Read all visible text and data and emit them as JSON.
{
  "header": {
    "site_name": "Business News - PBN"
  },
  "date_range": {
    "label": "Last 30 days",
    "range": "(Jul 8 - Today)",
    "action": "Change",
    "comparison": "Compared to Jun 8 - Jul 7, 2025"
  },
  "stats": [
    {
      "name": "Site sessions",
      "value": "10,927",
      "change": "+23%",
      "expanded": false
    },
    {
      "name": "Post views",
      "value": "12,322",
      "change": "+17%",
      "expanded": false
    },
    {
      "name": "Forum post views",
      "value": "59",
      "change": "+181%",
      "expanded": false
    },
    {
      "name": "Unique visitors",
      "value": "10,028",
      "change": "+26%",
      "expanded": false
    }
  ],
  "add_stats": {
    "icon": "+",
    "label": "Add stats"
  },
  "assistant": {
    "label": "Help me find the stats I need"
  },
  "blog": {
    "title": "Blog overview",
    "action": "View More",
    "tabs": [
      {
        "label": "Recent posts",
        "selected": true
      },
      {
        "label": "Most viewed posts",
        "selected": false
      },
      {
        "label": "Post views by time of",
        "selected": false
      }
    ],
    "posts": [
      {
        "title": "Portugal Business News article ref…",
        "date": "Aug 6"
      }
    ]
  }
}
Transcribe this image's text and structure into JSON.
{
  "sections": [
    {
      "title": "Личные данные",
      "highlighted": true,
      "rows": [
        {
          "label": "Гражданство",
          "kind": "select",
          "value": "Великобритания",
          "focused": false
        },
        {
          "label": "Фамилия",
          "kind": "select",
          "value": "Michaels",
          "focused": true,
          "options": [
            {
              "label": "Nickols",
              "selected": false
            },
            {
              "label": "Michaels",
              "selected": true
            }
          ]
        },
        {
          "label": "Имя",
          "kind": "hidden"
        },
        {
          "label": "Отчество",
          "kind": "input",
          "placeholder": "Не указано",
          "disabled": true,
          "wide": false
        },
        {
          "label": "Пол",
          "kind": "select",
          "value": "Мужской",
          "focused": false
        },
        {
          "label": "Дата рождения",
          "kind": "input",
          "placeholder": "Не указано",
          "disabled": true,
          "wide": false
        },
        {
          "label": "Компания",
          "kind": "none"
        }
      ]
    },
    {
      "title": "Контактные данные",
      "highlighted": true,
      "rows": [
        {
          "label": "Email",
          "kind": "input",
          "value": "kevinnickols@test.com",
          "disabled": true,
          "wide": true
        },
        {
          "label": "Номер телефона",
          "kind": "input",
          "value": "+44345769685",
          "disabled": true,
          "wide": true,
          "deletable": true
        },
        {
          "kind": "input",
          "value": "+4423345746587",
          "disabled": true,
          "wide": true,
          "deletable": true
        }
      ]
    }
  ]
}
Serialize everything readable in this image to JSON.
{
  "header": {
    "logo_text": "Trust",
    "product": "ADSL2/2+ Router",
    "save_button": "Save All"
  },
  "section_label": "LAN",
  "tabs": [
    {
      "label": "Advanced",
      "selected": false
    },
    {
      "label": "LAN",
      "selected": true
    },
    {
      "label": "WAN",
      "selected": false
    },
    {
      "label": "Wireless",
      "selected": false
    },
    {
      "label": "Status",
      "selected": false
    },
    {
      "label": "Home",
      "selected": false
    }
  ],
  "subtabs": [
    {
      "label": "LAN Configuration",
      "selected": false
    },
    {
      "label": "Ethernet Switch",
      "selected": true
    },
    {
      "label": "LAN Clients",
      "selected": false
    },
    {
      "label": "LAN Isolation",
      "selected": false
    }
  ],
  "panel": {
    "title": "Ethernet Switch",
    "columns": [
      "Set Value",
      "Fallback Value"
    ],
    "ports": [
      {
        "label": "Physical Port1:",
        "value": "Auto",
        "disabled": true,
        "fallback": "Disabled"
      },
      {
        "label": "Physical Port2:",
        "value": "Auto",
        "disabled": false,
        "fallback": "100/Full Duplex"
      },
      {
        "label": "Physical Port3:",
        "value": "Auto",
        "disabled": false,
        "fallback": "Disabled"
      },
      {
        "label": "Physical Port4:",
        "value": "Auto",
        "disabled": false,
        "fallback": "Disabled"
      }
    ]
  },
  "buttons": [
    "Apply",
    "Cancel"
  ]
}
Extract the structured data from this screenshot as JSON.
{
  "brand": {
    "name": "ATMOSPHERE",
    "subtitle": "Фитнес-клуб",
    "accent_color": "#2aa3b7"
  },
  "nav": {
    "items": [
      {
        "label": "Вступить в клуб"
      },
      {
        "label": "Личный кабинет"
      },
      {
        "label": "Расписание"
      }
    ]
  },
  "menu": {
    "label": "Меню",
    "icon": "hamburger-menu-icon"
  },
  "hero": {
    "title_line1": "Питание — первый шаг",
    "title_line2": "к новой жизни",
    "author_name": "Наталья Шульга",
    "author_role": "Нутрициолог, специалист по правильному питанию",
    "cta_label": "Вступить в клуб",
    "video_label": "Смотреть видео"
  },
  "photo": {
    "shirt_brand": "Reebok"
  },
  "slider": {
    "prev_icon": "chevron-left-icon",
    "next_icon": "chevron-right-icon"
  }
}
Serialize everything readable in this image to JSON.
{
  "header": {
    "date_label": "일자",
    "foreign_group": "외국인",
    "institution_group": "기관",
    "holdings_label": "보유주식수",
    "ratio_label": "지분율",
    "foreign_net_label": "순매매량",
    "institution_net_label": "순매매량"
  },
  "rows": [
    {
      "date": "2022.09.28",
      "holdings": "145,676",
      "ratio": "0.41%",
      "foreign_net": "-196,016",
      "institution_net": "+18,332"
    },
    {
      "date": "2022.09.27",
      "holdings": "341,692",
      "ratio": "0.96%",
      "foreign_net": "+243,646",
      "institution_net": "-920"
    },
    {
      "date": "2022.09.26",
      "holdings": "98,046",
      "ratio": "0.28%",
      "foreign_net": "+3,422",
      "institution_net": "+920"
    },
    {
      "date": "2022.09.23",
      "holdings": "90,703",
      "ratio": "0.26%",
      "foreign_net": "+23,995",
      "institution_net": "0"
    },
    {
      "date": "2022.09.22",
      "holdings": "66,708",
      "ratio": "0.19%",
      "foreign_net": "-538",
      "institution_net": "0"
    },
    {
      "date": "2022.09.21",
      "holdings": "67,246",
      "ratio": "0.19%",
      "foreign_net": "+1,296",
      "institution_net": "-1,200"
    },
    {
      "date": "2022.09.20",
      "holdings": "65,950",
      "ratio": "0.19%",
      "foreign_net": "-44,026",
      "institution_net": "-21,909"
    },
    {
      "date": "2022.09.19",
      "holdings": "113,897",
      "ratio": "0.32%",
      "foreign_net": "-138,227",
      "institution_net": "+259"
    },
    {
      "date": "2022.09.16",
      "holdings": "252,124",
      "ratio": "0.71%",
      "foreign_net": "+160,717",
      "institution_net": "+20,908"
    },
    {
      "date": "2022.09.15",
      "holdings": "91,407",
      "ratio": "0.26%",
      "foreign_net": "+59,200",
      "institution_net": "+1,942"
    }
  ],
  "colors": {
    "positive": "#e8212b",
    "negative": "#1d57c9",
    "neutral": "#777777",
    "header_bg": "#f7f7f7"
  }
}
--------------------------------------------------
▶ _Instruction_
Where a line contains "News", copy that line.

▶ _Exercise answer_
    "site_name": "Business News - PBN"
        "title": "Portugal Business News article ref…",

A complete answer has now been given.